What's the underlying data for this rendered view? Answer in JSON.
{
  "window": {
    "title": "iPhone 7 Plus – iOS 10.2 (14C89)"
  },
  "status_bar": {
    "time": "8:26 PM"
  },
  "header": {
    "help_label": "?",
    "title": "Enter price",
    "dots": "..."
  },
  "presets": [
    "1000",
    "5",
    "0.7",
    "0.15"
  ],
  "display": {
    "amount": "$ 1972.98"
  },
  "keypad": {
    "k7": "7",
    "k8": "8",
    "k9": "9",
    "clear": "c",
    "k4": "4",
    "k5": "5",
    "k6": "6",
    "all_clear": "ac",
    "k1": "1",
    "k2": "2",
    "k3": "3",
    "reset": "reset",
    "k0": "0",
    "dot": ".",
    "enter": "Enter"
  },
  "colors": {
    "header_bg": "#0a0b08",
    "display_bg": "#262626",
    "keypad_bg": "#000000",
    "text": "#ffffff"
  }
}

──────────────────────────────

◆ **Written problem**
Please restate the whole listing word for word.

◆ **Result of the exercise**
What's the underlying data for this rendered view? Answer in JSON.
{
  "window": {
    "title": "iPhone 7 Plus – iOS 10.2 (14C89)"
  },
  "status_bar": {
    "time": "8:26 PM"
  },
  "header": {
    "help_label": "?",
    "title": "Enter price",
    "dots": "..."
  },
  "presets": [
    "1000",
    "5",
    "0.7",
    "0.15"
  ],
  "display": {
    "amount": "$ 1972.98"
  },
  "keypad": {
    "k7": "7",
    "k8": "8",
    "k9": "9",
    "clear": "c",
    "k4": "4",
    "k5": "5",
    "k6": "6",
    "all_clear": "ac",
    "k1": "1",
    "k2": "2",
    "k3": "3",
    "reset": "reset",
    "k0": "0",
    "dot": ".",
    "enter": "Enter"
  },
  "colors": {
    "header_bg": "#0a0b08",
    "display_bg": "#262626",
    "keypad_bg": "#000000",
    "text": "#ffffff"
  }
}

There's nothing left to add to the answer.